TEXT SEGMENT:

Opinion: When it comes to womens’ health rights, they need to have control of the table

With the upcoming Supreme Court overrule of Roe v. Wade, the question about who gets a say about women’s health issues is becoming a bigger question.


Courtesy Vanity Fair; Susan Walsh/AP Images

With the upcoming overturn on the 1973 Roe v. Wade Supreme Court decision, this image came to the mind of CA Assemblyperson Eloise Gomez Reyes, who remembered when a group of men, led by Donald Trump, signed a maternity law in 2017 that stopped U.S. dollars from being given to international women’s health organizations.

The Supreme court will release its decision on the case of Dobbs v. Jackson Women’s Health Organization later this month, which will have major implications in regards to a woman’s constitutional right to have an abortion, which was won through the Roe v. Wade case in 1973.

At the beginning of May, a draft of the decision for Dobbs v. Jackson, written by Justice Samuel Alito, was leaked to the press, revealing that the Supreme Court has every intention of repealing Roe v. Wade, putting an end to a woman’s abortion rights nationwide. Alito’s comments in the leaked document indicate a hostility towards the law. “Roe was egregiously wrong from the start,” he wrote.

To say the least about this attempt: it’s absolutely ridiculous. Abortion should fully be a woman’s choice. Whether or not a someone gets an abortion does not affect anyone but the person receiving it.

When you looked around the table, there wasn’t a single woman. So here you have a group of high level decision makers deciding an issue about maternity care which has to do with the woman, not with a man. Yet there wasn’t a woman included.

— Eloise Gomez Reyes, CA Assembly Majority Leader

Which is why it is so alarming to see so many men at the center of making decisions about what should happen with womens’ bodies.

California Assembly Majority Leader Ms. Eloise Gomez Reyes (D-Colton) expressed the same opinion, standing up for women’s rights and equal treatment between genders.

AIM:
Please resume the opinion piece on women's health rights after its last sentence, keeping its voice and argument.

PROVIDED DATA:
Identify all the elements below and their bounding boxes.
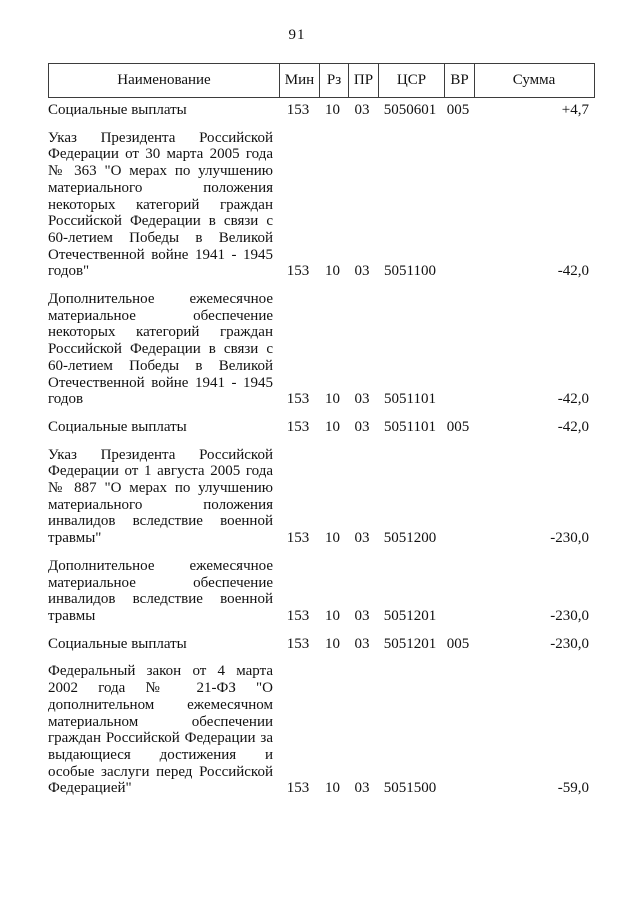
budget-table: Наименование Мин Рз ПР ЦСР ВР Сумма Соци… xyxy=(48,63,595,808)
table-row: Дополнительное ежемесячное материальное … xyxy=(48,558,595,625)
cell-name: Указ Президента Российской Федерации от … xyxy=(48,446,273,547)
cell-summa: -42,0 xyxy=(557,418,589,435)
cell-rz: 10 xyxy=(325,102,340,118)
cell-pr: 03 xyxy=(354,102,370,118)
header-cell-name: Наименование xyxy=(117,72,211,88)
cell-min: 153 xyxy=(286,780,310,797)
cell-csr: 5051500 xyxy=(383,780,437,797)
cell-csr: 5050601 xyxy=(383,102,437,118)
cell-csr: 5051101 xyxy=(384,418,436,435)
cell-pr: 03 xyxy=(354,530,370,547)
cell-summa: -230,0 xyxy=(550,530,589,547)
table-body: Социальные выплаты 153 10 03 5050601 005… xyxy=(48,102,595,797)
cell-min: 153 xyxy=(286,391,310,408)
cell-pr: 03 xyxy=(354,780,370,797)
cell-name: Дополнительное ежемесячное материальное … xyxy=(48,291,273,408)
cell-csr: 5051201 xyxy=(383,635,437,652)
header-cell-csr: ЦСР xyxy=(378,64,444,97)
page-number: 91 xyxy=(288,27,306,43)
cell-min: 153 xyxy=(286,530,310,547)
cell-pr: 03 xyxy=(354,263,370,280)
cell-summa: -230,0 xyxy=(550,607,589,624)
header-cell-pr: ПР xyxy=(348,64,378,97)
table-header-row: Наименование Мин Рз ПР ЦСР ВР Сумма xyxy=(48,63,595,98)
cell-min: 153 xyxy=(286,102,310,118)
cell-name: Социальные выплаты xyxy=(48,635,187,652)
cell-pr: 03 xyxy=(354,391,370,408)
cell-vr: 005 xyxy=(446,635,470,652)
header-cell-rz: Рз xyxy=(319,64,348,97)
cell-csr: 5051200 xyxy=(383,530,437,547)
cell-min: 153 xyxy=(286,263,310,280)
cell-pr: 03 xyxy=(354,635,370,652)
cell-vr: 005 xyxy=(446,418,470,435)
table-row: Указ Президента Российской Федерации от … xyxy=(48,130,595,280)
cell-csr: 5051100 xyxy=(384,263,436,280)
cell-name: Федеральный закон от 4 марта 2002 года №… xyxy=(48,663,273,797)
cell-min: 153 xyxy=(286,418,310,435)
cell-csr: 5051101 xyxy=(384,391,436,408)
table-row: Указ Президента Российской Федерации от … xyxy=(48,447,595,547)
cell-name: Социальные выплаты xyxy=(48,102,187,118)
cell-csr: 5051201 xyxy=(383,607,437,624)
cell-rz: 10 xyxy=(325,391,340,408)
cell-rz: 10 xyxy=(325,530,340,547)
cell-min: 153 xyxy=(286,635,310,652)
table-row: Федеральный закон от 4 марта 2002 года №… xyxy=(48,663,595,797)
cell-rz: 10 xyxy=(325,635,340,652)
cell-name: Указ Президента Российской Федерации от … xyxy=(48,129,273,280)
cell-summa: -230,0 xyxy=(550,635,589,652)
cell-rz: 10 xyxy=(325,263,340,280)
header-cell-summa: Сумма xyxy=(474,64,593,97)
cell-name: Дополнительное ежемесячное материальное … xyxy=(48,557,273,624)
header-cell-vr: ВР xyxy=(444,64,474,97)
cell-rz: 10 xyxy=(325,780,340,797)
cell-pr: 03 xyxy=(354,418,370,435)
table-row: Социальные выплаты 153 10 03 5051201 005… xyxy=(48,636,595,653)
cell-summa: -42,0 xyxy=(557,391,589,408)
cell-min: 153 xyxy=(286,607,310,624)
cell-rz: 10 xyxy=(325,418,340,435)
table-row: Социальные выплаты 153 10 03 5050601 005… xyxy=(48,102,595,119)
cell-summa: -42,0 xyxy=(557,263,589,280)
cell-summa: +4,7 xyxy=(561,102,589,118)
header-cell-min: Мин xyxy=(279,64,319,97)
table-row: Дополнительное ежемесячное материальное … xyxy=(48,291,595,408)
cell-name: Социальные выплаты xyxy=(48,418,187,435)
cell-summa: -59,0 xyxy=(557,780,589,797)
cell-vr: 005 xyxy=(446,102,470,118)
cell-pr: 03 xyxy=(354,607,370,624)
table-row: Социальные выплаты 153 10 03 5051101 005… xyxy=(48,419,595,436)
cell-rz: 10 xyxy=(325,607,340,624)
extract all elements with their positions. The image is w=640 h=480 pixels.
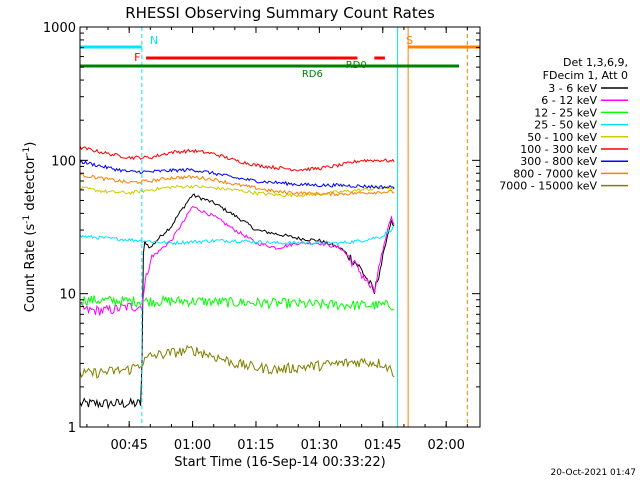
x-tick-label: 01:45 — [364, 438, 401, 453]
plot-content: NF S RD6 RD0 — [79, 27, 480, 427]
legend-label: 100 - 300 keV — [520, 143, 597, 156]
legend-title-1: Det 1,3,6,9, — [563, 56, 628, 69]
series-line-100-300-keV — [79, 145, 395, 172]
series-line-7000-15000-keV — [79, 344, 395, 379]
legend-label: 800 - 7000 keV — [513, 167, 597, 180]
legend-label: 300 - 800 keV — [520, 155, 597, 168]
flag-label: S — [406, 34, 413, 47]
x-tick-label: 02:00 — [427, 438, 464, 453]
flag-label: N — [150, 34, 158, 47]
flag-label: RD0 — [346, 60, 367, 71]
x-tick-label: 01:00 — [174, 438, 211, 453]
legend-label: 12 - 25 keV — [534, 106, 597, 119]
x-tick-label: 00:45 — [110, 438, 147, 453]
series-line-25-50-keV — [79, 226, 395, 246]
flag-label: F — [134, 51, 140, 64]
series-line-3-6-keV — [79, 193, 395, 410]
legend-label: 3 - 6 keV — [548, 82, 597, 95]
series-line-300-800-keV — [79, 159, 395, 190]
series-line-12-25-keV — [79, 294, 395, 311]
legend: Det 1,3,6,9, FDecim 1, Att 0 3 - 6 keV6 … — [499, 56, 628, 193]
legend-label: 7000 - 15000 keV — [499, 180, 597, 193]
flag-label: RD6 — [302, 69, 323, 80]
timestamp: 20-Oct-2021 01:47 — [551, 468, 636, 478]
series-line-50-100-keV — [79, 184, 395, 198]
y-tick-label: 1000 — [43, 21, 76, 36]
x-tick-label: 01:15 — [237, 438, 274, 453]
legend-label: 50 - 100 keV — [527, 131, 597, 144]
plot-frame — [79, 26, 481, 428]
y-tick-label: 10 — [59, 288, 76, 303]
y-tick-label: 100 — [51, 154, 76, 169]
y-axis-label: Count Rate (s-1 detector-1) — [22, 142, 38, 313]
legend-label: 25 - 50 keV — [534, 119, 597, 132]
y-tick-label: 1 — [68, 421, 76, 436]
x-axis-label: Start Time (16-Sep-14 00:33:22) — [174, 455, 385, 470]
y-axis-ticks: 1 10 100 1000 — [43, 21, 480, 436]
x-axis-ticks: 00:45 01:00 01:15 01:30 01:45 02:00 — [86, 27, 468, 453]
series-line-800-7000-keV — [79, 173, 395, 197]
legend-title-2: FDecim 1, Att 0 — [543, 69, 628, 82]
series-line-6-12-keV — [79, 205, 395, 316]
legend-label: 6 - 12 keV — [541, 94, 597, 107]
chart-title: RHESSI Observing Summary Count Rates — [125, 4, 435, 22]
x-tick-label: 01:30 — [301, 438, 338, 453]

EXERCISE RESULT:
“There is one photo and it was during the Trump Administration when they were trying to decide issues regarding maternity care,” Gomez Reyes shared. “And sitting around the table were 15 to 20 individuals in this discussion. When you looked around the table, there wasn’t a single woman. So here you have a group of high level decision makers deciding an issue about maternity care which has to do with the woman, not with a man. Yet there wasn’t a woman included.”

Men often include themselves in women’s rights debates, sucking all the oxygen out of the room so women can’t speak for themselves. That is not to say men can’t talk on the topic. Anyone is open to debate in general, but it’s a problem when someone becomes too overbearing on topics that don’t really involve them. 

Unless you have an actual professional opinion or legitimate say in a person’s well being, then you should not be inserting yourself in someone else’s plans to get an abortion. 

The whole point of abortion is that women might have the choice to do what is best for their own personal health.

It would definitely be beneficial to have more female politicians speaking about these topics (or speaking in general).  It would make more sense for a debate regarding women’s issues to be held at a table surrounded by women. 

Just throwing this out there.

Luckily we have women like Assemblyperson Gomez Reyes taking a stand for women’s rights.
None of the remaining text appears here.